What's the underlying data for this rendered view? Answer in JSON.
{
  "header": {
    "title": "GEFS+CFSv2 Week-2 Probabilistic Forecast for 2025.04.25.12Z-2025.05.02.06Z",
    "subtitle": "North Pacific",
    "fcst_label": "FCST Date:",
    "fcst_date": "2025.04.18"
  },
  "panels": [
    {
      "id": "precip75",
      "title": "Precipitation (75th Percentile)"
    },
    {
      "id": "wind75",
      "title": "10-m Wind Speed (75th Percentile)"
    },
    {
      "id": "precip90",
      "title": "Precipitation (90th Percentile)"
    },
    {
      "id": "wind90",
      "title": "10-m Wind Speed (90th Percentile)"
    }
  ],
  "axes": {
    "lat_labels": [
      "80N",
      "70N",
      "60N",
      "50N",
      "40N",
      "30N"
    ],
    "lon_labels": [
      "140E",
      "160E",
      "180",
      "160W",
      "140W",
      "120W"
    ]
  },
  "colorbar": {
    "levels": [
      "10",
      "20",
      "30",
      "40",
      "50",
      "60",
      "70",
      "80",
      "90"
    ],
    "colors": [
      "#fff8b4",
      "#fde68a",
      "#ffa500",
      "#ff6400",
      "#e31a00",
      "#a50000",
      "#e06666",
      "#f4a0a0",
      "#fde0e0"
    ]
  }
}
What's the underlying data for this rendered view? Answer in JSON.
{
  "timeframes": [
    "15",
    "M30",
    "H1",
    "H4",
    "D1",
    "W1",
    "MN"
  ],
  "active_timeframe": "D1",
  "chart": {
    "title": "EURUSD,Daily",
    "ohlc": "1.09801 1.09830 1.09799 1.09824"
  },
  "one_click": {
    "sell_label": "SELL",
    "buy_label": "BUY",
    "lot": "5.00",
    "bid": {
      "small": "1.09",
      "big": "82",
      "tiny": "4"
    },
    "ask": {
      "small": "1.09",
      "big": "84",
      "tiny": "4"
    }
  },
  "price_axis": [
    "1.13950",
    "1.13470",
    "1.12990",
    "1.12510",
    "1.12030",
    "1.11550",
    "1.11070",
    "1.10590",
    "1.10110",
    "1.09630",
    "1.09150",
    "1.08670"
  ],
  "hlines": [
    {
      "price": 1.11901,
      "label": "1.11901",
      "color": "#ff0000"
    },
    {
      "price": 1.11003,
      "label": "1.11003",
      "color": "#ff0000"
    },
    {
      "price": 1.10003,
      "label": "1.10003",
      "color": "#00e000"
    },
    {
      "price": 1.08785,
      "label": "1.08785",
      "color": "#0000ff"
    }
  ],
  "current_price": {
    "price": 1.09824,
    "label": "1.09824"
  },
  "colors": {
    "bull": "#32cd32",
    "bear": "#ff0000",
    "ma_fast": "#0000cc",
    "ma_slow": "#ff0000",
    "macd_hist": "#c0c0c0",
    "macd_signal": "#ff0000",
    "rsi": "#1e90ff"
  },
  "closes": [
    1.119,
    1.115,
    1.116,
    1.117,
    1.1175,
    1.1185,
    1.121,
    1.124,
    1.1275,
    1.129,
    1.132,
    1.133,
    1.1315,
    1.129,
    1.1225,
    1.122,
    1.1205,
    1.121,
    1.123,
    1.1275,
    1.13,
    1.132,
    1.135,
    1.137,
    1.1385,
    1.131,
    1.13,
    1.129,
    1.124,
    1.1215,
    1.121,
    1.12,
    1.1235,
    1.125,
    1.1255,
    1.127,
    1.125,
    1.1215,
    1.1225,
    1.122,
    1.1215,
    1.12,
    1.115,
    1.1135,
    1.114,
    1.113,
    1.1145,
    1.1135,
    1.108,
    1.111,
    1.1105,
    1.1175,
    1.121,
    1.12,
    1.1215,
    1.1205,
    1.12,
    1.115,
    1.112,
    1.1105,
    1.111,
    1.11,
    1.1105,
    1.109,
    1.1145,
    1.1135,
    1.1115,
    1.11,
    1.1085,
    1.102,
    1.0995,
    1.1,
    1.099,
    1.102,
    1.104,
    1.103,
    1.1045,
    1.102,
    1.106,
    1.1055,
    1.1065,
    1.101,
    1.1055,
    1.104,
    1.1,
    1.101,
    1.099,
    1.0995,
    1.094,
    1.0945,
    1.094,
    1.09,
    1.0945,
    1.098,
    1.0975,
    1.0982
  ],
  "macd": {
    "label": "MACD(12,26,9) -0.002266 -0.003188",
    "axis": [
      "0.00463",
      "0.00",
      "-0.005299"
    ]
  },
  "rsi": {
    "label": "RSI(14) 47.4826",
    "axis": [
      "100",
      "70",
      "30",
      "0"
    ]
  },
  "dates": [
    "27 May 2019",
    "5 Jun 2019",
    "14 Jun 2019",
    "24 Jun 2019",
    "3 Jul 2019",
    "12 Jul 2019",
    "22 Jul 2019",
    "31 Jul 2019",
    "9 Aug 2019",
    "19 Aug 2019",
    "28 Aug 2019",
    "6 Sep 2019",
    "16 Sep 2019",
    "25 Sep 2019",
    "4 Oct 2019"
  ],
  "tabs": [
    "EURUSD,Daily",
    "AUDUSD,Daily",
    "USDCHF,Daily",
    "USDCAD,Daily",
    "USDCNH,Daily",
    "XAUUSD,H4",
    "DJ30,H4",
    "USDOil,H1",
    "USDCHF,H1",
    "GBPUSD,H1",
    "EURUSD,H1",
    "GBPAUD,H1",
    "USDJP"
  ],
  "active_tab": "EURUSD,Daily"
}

++++++

▶ EXERCISE DETAILS: Read through the lines above and collect those that contain the string "Percentile".

▶ SOLUTION TO THE PROBLEM:
      "title": "Precipitation (75th Percentile)"
      "title": "10-m Wind Speed (75th Percentile)"
      "title": "Precipitation (90th Percentile)"
      "title": "10-m Wind Speed (90th Percentile)"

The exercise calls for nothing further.